* Task description:
Copy the records word for word, starting at their first line and ending with the line that contains "The high-pressure steam outlet 88 is", with both of those lines included.

========

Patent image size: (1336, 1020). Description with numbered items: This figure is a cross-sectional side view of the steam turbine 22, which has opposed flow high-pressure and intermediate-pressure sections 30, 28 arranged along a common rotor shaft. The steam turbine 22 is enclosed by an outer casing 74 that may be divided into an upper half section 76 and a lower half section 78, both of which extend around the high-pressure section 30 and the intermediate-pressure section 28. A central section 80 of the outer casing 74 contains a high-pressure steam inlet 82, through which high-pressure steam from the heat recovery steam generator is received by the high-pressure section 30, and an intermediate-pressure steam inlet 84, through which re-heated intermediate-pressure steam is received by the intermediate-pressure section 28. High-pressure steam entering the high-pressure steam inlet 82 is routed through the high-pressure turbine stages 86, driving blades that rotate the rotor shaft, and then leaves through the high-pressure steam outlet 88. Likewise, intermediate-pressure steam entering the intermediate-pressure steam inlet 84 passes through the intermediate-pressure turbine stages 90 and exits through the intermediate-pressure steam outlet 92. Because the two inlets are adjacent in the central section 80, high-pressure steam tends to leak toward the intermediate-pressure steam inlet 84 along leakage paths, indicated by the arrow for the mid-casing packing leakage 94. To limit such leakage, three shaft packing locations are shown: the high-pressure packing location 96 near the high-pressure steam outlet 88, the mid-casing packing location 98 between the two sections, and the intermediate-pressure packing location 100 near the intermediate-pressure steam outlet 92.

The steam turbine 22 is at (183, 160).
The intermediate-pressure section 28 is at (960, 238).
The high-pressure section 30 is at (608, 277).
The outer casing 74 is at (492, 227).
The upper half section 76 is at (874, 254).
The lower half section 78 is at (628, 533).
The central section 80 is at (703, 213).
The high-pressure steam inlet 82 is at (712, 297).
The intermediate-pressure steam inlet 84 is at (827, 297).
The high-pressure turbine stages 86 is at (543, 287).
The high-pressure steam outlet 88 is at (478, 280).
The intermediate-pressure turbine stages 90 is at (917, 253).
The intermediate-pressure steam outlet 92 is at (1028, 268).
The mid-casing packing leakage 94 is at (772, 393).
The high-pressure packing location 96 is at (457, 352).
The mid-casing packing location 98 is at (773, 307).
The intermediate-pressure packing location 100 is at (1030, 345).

========

* Solution for this exercise:
Patent image size: (1336, 1020). Description with numbered items: This figure is a cross-sectional side view of the steam turbine 22, which has opposed flow high-pressure and intermediate-pressure sections 30, 28 arranged along a common rotor shaft. The steam turbine 22 is enclosed by an outer casing 74 that may be divided into an upper half section 76 and a lower half section 78, both of which extend around the high-pressure section 30 and the intermediate-pressure section 28. A central section 80 of the outer casing 74 contains a high-pressure steam inlet 82, through which high-pressure steam from the heat recovery steam generator is received by the high-pressure section 30, and an intermediate-pressure steam inlet 84, through which re-heated intermediate-pressure steam is received by the intermediate-pressure section 28. High-pressure steam entering the high-pressure steam inlet 82 is routed through the high-pressure turbine stages 86, driving blades that rotate the rotor shaft, and then leaves through the high-pressure steam outlet 88. Likewise, intermediate-pressure steam entering the intermediate-pressure steam inlet 84 passes through the intermediate-pressure turbine stages 90 and exits through the intermediate-pressure steam outlet 92. Because the two inlets are adjacent in the central section 80, high-pressure steam tends to leak toward the intermediate-pressure steam inlet 84 along leakage paths, indicated by the arrow for the mid-casing packing leakage 94. To limit such leakage, three shaft packing locations are shown: the high-pressure packing location 96 near the high-pressure steam outlet 88, the mid-casing packing location 98 between the two sections, and the intermediate-pressure packing location 100 near the intermediate-pressure steam outlet 92.

The steam turbine 22 is at (183, 160).
The intermediate-pressure section 28 is at (960, 238).
The high-pressure section 30 is at (608, 277).
The outer casing 74 is at (492, 227).
The upper half section 76 is at (874, 254).
The lower half section 78 is at (628, 533).
The central section 80 is at (703, 213).
The high-pressure steam inlet 82 is at (712, 297).
The intermediate-pressure steam inlet 84 is at (827, 297).
The high-pressure turbine stages 86 is at (543, 287).
The high-pressure steam outlet 88 is at (478, 280).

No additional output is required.